Records from a collection
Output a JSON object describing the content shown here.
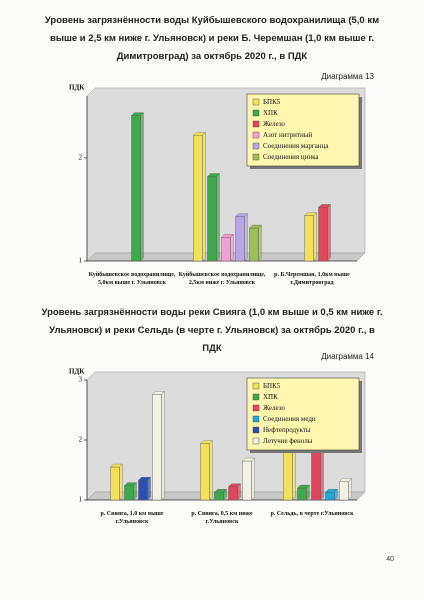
{
  "chart_data": [
    {
      "type": "bar",
      "title": "Уровень загрязнённости воды Куйбышевского водохранилища (5,0 км выше и 2,5 км ниже г. Ульяновск) и реки Б. Черемшан (1,0 км выше г. Димитровград) за октябрь 2020 г., в ПДК",
      "label": "Диаграмма 13",
      "ylabel": "ПДК",
      "categories": [
        "Куйбышевское водохранилище, 5,0км выше г. Ульяновск",
        "Куйбышевское водохранилище, 2,5км ниже г. Ульяновск",
        "р. Б.Черемшан, 1,0км выше г.Димитровград"
      ],
      "series": [
        {
          "name": "БПК5",
          "color": "#f2e15a",
          "values": [
            null,
            2.22,
            1.44
          ]
        },
        {
          "name": "ХПК",
          "color": "#3fa84a",
          "values": [
            2.41,
            1.82,
            null
          ]
        },
        {
          "name": "Железо",
          "color": "#e0475e",
          "values": [
            null,
            null,
            1.52
          ]
        },
        {
          "name": "Азот нитритный",
          "color": "#f0a0d4",
          "values": [
            null,
            1.23,
            null
          ]
        },
        {
          "name": "Соединения марганца",
          "color": "#b6a6e6",
          "values": [
            null,
            1.43,
            null
          ]
        },
        {
          "name": "Соединения цинка",
          "color": "#9cbf5a",
          "values": [
            null,
            1.32,
            null
          ]
        }
      ],
      "ylim": [
        1,
        2.6
      ],
      "yticks": [
        1,
        2
      ],
      "legend": "upper right"
    },
    {
      "type": "bar",
      "title": "Уровень загрязнённости воды реки Свияга (1,0 км выше и 0,5 км ниже г. Ульяновск) и реки Сельдь (в черте г. Ульяновск) за октябрь 2020 г., в ПДК",
      "label": "Диаграмма 14",
      "ylabel": "ПДК",
      "categories": [
        "р. Свияга, 1,0 км выше г.Ульяновск",
        "р. Свияга, 0,5 км ниже г.Ульяновск",
        "р. Сельдь, в черте г.Ульяновск"
      ],
      "series": [
        {
          "name": "БПК5",
          "color": "#f2e15a",
          "values": [
            1.55,
            1.94,
            2.04
          ]
        },
        {
          "name": "ХПК",
          "color": "#3fa84a",
          "values": [
            1.24,
            1.13,
            1.2
          ]
        },
        {
          "name": "Железо",
          "color": "#e0475e",
          "values": [
            null,
            1.22,
            1.94
          ]
        },
        {
          "name": "Соединения меди",
          "color": "#1fa8d8",
          "values": [
            null,
            null,
            1.13
          ]
        },
        {
          "name": "Нефтепродукты",
          "color": "#2f4fb0",
          "values": [
            1.33,
            null,
            null
          ]
        },
        {
          "name": "Летучие фенолы",
          "color": "#f1f1e4",
          "values": [
            2.76,
            1.65,
            1.31
          ]
        }
      ],
      "ylim": [
        1,
        3
      ],
      "yticks": [
        1,
        2,
        3
      ],
      "legend": "upper right"
    }
  ],
  "page_number": "40"
}
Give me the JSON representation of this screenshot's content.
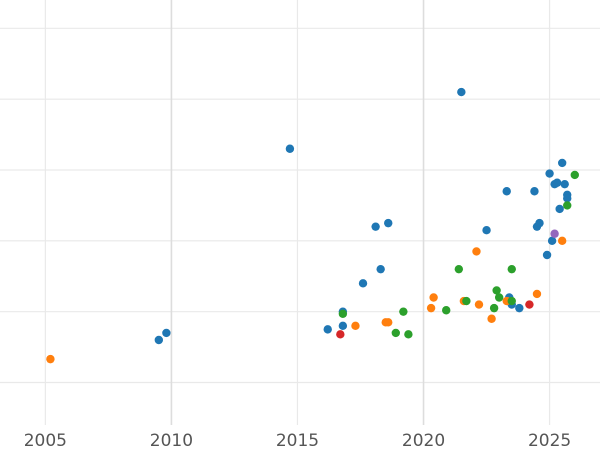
{
  "chart_data": {
    "type": "scatter",
    "title": "",
    "xlabel": "",
    "ylabel": "",
    "xlim": [
      2003.2,
      2027
    ],
    "ylim": [
      -0.6,
      5.4
    ],
    "x_ticks": [
      2005,
      2010,
      2015,
      2020,
      2025
    ],
    "x_tick_labels": [
      "2005",
      "2010",
      "2015",
      "2020",
      "2025"
    ],
    "y_gridlines": [
      0,
      1,
      2,
      3,
      4,
      5
    ],
    "y_tick_labels_visible": false,
    "grid": true,
    "legend": "none",
    "colors": {
      "blue": "#1f77b4",
      "orange": "#ff7f0e",
      "green": "#2ca02c",
      "red": "#d62728",
      "purple": "#9467bd"
    },
    "series": [
      {
        "color": "blue",
        "x": [
          2009.5,
          2009.8,
          2014.7,
          2016.2,
          2016.8,
          2016.8,
          2017.6,
          2018.1,
          2018.3,
          2018.6,
          2021.5,
          2022.5,
          2023.3,
          2023.4,
          2023.5,
          2023.8,
          2024.4,
          2024.5,
          2024.6,
          2024.9,
          2025.0,
          2025.1,
          2025.2,
          2025.3,
          2025.4,
          2025.5,
          2025.6,
          2025.7,
          2025.7
        ],
        "y": [
          0.6,
          0.7,
          3.3,
          0.75,
          0.8,
          1.0,
          1.4,
          2.2,
          1.6,
          2.25,
          4.1,
          2.15,
          2.7,
          1.2,
          1.1,
          1.05,
          2.7,
          2.2,
          2.25,
          1.8,
          2.95,
          2.0,
          2.8,
          2.82,
          2.45,
          3.1,
          2.8,
          2.65,
          2.6
        ]
      },
      {
        "color": "orange",
        "x": [
          2005.2,
          2017.3,
          2018.5,
          2018.6,
          2020.3,
          2020.4,
          2021.6,
          2022.1,
          2022.2,
          2022.7,
          2023.3,
          2024.5,
          2025.5
        ],
        "y": [
          0.33,
          0.8,
          0.85,
          0.85,
          1.05,
          1.2,
          1.15,
          1.85,
          1.1,
          0.9,
          1.15,
          1.25,
          2.0
        ]
      },
      {
        "color": "green",
        "x": [
          2016.8,
          2018.9,
          2019.2,
          2019.4,
          2020.9,
          2021.4,
          2021.7,
          2022.8,
          2022.9,
          2023.0,
          2023.5,
          2023.5,
          2025.7,
          2026.0
        ],
        "y": [
          0.97,
          0.7,
          1.0,
          0.68,
          1.02,
          1.6,
          1.15,
          1.05,
          1.3,
          1.2,
          1.15,
          1.6,
          2.5,
          2.93
        ]
      },
      {
        "color": "red",
        "x": [
          2016.7,
          2024.2
        ],
        "y": [
          0.68,
          1.1
        ]
      },
      {
        "color": "purple",
        "x": [
          2025.2
        ],
        "y": [
          2.1
        ]
      }
    ]
  }
}
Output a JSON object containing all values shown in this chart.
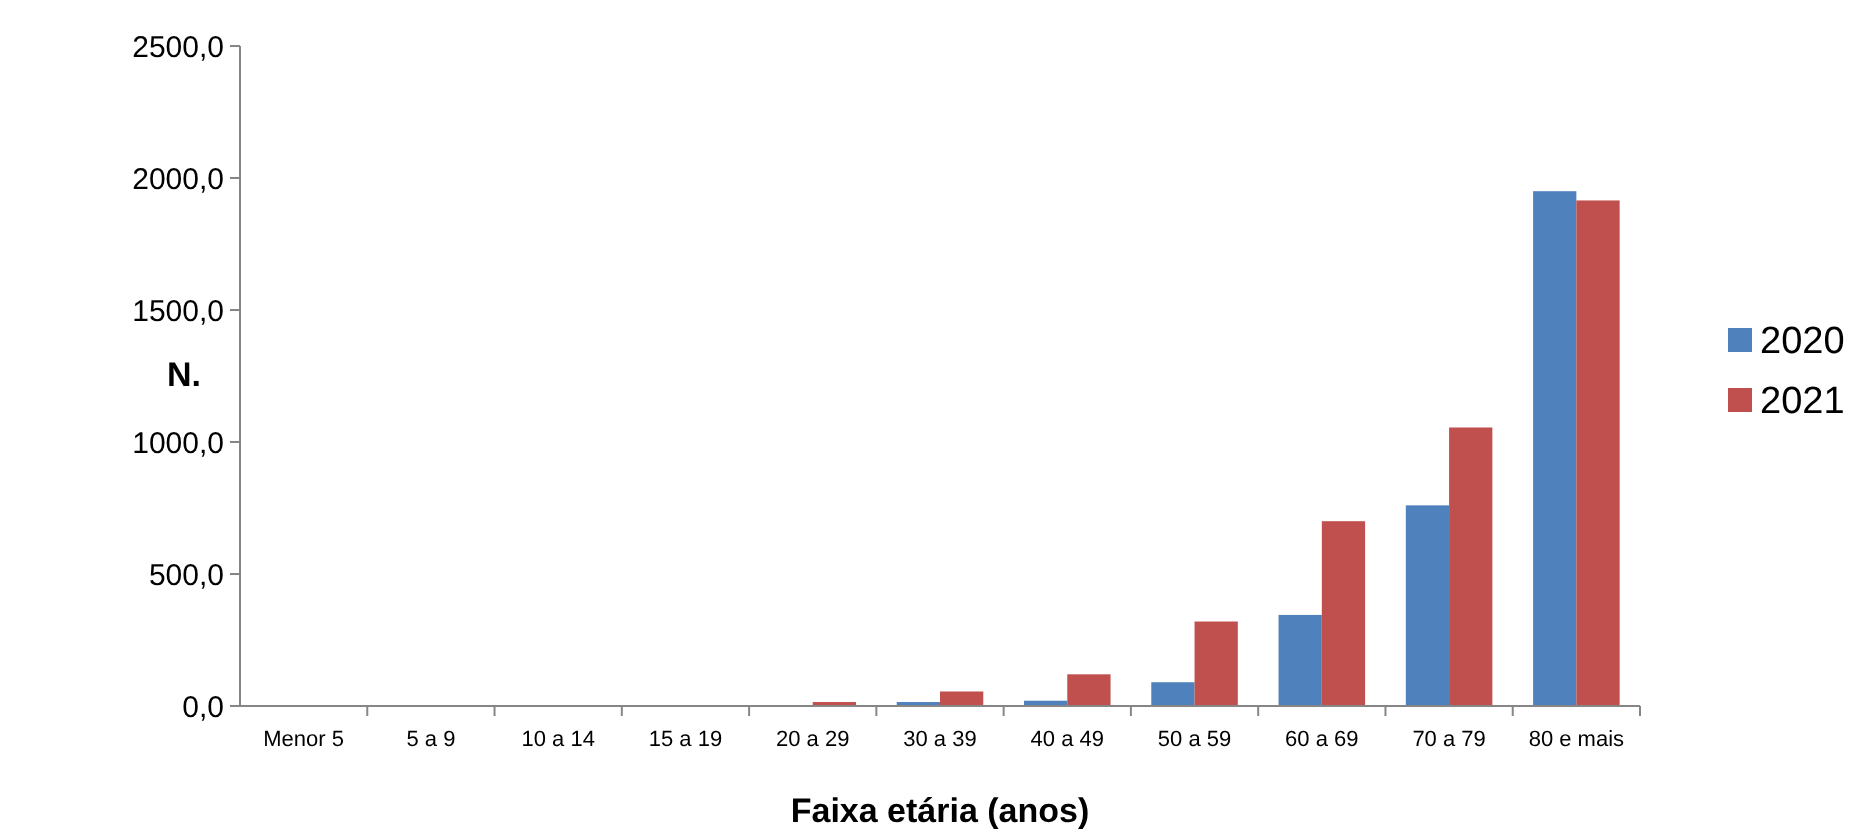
{
  "chart_data": {
    "type": "bar",
    "xlabel": "Faixa etária (anos)",
    "ylabel": "N.",
    "categories": [
      "Menor 5",
      "5 a 9",
      "10 a 14",
      "15 a 19",
      "20 a 29",
      "30 a 39",
      "40 a 49",
      "50 a 59",
      "60 a 69",
      "70 a 79",
      "80 e mais"
    ],
    "series": [
      {
        "name": "2020",
        "color": "#4f81bd",
        "values": [
          0,
          0,
          0,
          0,
          2,
          15,
          20,
          90,
          345,
          760,
          1950
        ]
      },
      {
        "name": "2021",
        "color": "#c0504d",
        "values": [
          3,
          0,
          0,
          0,
          15,
          55,
          120,
          320,
          700,
          1055,
          1915
        ]
      }
    ],
    "ylim": [
      0,
      2500
    ],
    "yticks": [
      {
        "value": 0,
        "label": "0,0"
      },
      {
        "value": 500,
        "label": "500,0"
      },
      {
        "value": 1000,
        "label": "1000,0"
      },
      {
        "value": 1500,
        "label": "1500,0"
      },
      {
        "value": 2000,
        "label": "2000,0"
      },
      {
        "value": 2500,
        "label": "2500,0"
      }
    ],
    "grid": false,
    "legend": "right"
  }
}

## Short task
Print all entries exactly. The images do not belong in the copy.

## Response for this exercise
Output a JSON object describing the content shown here.
{
  "chart_data": [
    {
      "type": "bar",
      "title": "Уровень загрязнённости воды Куйбышевского водохранилища (5,0 км выше и 2,5 км ниже г. Ульяновск) и реки Б. Черемшан (1,0 км выше г. Димитровград) за октябрь 2020 г., в ПДК",
      "label": "Диаграмма 13",
      "ylabel": "ПДК",
      "categories": [
        "Куйбышевское водохранилище, 5,0км выше г. Ульяновск",
        "Куйбышевское водохранилище, 2,5км ниже г. Ульяновск",
        "р. Б.Черемшан, 1,0км выше г.Димитровград"
      ],
      "series": [
        {
          "name": "БПК5",
          "color": "#f2e15a",
          "values": [
            null,
            2.22,
            1.44
          ]
        },
        {
          "name": "ХПК",
          "color": "#3fa84a",
          "values": [
            2.41,
            1.82,
            null
          ]
        },
        {
          "name": "Железо",
          "color": "#e0475e",
          "values": [
            null,
            null,
            1.52
          ]
        },
        {
          "name": "Азот нитритный",
          "color": "#f0a0d4",
          "values": [
            null,
            1.23,
            null
          ]
        },
        {
          "name": "Соединения марганца",
          "color": "#b6a6e6",
          "values": [
            null,
            1.43,
            null
          ]
        },
        {
          "name": "Соединения цинка",
          "color": "#9cbf5a",
          "values": [
            null,
            1.32,
            null
          ]
        }
      ],
      "ylim": [
        1,
        2.6
      ],
      "yticks": [
        1,
        2
      ],
      "legend": "upper right"
    },
    {
      "type": "bar",
      "title": "Уровень загрязнённости воды реки Свияга (1,0 км выше и 0,5 км ниже г. Ульяновск) и реки Сельдь (в черте г. Ульяновск) за октябрь 2020 г., в ПДК",
      "label": "Диаграмма 14",
      "ylabel": "ПДК",
      "categories": [
        "р. Свияга, 1,0 км выше г.Ульяновск",
        "р. Свияга, 0,5 км ниже г.Ульяновск",
        "р. Сельдь, в черте г.Ульяновск"
      ],
      "series": [
        {
          "name": "БПК5",
          "color": "#f2e15a",
          "values": [
            1.55,
            1.94,
            2.04
          ]
        },
        {
          "name": "ХПК",
          "color": "#3fa84a",
          "values": [
            1.24,
            1.13,
            1.2
          ]
        },
        {
          "name": "Железо",
          "color": "#e0475e",
          "values": [
            null,
            1.22,
            1.94
          ]
        },
        {
          "name": "Соединения меди",
          "color": "#1fa8d8",
          "values": [
            null,
            null,
            1.13
          ]
        },
        {
          "name": "Нефтепродукты",
          "color": "#2f4fb0",
          "values": [
            1.33,
            null,
            null
          ]
        },
        {
          "name": "Летучие фенолы",
          "color": "#f1f1e4",
          "values": [
            2.76,
            1.65,
            1.31
          ]
        }
      ],
      "ylim": [
        1,
        3
      ],
      "yticks": [
        1,
        2,
        3
      ],
      "legend": "upper right"
    }
  ],
  "page_number": "40"
}
Give me the JSON representation of this screenshot's content.
{
  "chart_data": {
    "type": "scatter",
    "title": "",
    "xlabel": "",
    "ylabel": "",
    "xlim": [
      2003.2,
      2027
    ],
    "ylim": [
      -0.6,
      5.4
    ],
    "x_ticks": [
      2005,
      2010,
      2015,
      2020,
      2025
    ],
    "x_tick_labels": [
      "2005",
      "2010",
      "2015",
      "2020",
      "2025"
    ],
    "y_gridlines": [
      0,
      1,
      2,
      3,
      4,
      5
    ],
    "y_tick_labels_visible": false,
    "grid": true,
    "legend": "none",
    "colors": {
      "blue": "#1f77b4",
      "orange": "#ff7f0e",
      "green": "#2ca02c",
      "red": "#d62728",
      "purple": "#9467bd"
    },
    "series": [
      {
        "color": "blue",
        "x": [
          2009.5,
          2009.8,
          2014.7,
          2016.2,
          2016.8,
          2016.8,
          2017.6,
          2018.1,
          2018.3,
          2018.6,
          2021.5,
          2022.5,
          2023.3,
          2023.4,
          2023.5,
          2023.8,
          2024.4,
          2024.5,
          2024.6,
          2024.9,
          2025.0,
          2025.1,
          2025.2,
          2025.3,
          2025.4,
          2025.5,
          2025.6,
          2025.7,
          2025.7
        ],
        "y": [
          0.6,
          0.7,
          3.3,
          0.75,
          0.8,
          1.0,
          1.4,
          2.2,
          1.6,
          2.25,
          4.1,
          2.15,
          2.7,
          1.2,
          1.1,
          1.05,
          2.7,
          2.2,
          2.25,
          1.8,
          2.95,
          2.0,
          2.8,
          2.82,
          2.45,
          3.1,
          2.8,
          2.65,
          2.6
        ]
      },
      {
        "color": "orange",
        "x": [
          2005.2,
          2017.3,
          2018.5,
          2018.6,
          2020.3,
          2020.4,
          2021.6,
          2022.1,
          2022.2,
          2022.7,
          2023.3,
          2024.5,
          2025.5
        ],
        "y": [
          0.33,
          0.8,
          0.85,
          0.85,
          1.05,
          1.2,
          1.15,
          1.85,
          1.1,
          0.9,
          1.15,
          1.25,
          2.0
        ]
      },
      {
        "color": "green",
        "x": [
          2016.8,
          2018.9,
          2019.2,
          2019.4,
          2020.9,
          2021.4,
          2021.7,
          2022.8,
          2022.9,
          2023.0,
          2023.5,
          2023.5,
          2025.7,
          2026.0
        ],
        "y": [
          0.97,
          0.7,
          1.0,
          0.68,
          1.02,
          1.6,
          1.15,
          1.05,
          1.3,
          1.2,
          1.15,
          1.6,
          2.5,
          2.93
        ]
      },
      {
        "color": "red",
        "x": [
          2016.7,
          2024.2
        ],
        "y": [
          0.68,
          1.1
        ]
      },
      {
        "color": "purple",
        "x": [
          2025.2
        ],
        "y": [
          2.1
        ]
      }
    ]
  }
}
Output a JSON object containing all values shown in this chart.
{
  "chart_data": {
    "type": "bar",
    "xlabel": "Faixa etária (anos)",
    "ylabel": "N.",
    "categories": [
      "Menor 5",
      "5 a 9",
      "10 a 14",
      "15 a 19",
      "20 a 29",
      "30 a 39",
      "40 a 49",
      "50 a 59",
      "60 a 69",
      "70 a 79",
      "80 e mais"
    ],
    "series": [
      {
        "name": "2020",
        "color": "#4f81bd",
        "values": [
          0,
          0,
          0,
          0,
          2,
          15,
          20,
          90,
          345,
          760,
          1950
        ]
      },
      {
        "name": "2021",
        "color": "#c0504d",
        "values": [
          3,
          0,
          0,
          0,
          15,
          55,
          120,
          320,
          700,
          1055,
          1915
        ]
      }
    ],
    "ylim": [
      0,
      2500
    ],
    "yticks": [
      {
        "value": 0,
        "label": "0,0"
      },
      {
        "value": 500,
        "label": "500,0"
      },
      {
        "value": 1000,
        "label": "1000,0"
      },
      {
        "value": 1500,
        "label": "1500,0"
      },
      {
        "value": 2000,
        "label": "2000,0"
      },
      {
        "value": 2500,
        "label": "2500,0"
      }
    ],
    "grid": false,
    "legend": "right"
  }
}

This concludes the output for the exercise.